◆ **GIVEN RECORDS**
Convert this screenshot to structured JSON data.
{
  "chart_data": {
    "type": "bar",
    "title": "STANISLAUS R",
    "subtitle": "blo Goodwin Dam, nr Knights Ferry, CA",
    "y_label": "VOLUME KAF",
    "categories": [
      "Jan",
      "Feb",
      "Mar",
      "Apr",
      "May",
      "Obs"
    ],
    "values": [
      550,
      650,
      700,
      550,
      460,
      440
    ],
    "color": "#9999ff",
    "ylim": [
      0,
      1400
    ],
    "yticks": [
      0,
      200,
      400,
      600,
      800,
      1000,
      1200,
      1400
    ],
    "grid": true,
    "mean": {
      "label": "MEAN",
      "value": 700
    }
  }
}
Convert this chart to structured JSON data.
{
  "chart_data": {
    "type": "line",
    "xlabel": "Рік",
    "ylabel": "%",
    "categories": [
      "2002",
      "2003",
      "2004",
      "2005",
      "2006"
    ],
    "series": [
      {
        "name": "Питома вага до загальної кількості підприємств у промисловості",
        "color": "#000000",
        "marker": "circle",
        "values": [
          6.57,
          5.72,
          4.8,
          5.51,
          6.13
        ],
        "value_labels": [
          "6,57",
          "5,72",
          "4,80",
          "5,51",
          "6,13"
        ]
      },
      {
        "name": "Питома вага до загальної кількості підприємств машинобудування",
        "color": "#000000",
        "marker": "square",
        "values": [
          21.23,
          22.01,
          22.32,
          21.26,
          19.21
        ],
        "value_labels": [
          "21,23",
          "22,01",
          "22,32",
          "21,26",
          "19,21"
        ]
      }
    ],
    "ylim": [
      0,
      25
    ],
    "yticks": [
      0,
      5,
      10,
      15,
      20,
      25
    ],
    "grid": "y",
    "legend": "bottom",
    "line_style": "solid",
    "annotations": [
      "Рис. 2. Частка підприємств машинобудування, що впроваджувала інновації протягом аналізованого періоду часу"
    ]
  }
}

◆ **GIVEN TASK**
Write out every record, exactly as written.

◆ **FULL OUTPUT**
Convert this screenshot to structured JSON data.
{
  "chart_data": {
    "type": "bar",
    "title": "STANISLAUS R",
    "subtitle": "blo Goodwin Dam, nr Knights Ferry, CA",
    "y_label": "VOLUME KAF",
    "categories": [
      "Jan",
      "Feb",
      "Mar",
      "Apr",
      "May",
      "Obs"
    ],
    "values": [
      550,
      650,
      700,
      550,
      460,
      440
    ],
    "color": "#9999ff",
    "ylim": [
      0,
      1400
    ],
    "yticks": [
      0,
      200,
      400,
      600,
      800,
      1000,
      1200,
      1400
    ],
    "grid": true,
    "mean": {
      "label": "MEAN",
      "value": 700
    }
  }
}
Convert this chart to structured JSON data.
{
  "chart_data": {
    "type": "line",
    "xlabel": "Рік",
    "ylabel": "%",
    "categories": [
      "2002",
      "2003",
      "2004",
      "2005",
      "2006"
    ],
    "series": [
      {
        "name": "Питома вага до загальної кількості підприємств у промисловості",
        "color": "#000000",
        "marker": "circle",
        "values": [
          6.57,
          5.72,
          4.8,
          5.51,
          6.13
        ],
        "value_labels": [
          "6,57",
          "5,72",
          "4,80",
          "5,51",
          "6,13"
        ]
      },
      {
        "name": "Питома вага до загальної кількості підприємств машинобудування",
        "color": "#000000",
        "marker": "square",
        "values": [
          21.23,
          22.01,
          22.32,
          21.26,
          19.21
        ],
        "value_labels": [
          "21,23",
          "22,01",
          "22,32",
          "21,26",
          "19,21"
        ]
      }
    ],
    "ylim": [
      0,
      25
    ],
    "yticks": [
      0,
      5,
      10,
      15,
      20,
      25
    ],
    "grid": "y",
    "legend": "bottom",
    "line_style": "solid",
    "annotations": [
      "Рис. 2. Частка підприємств машинобудування, що впроваджувала інновації протягом аналізованого періоду часу"
    ]
  }
}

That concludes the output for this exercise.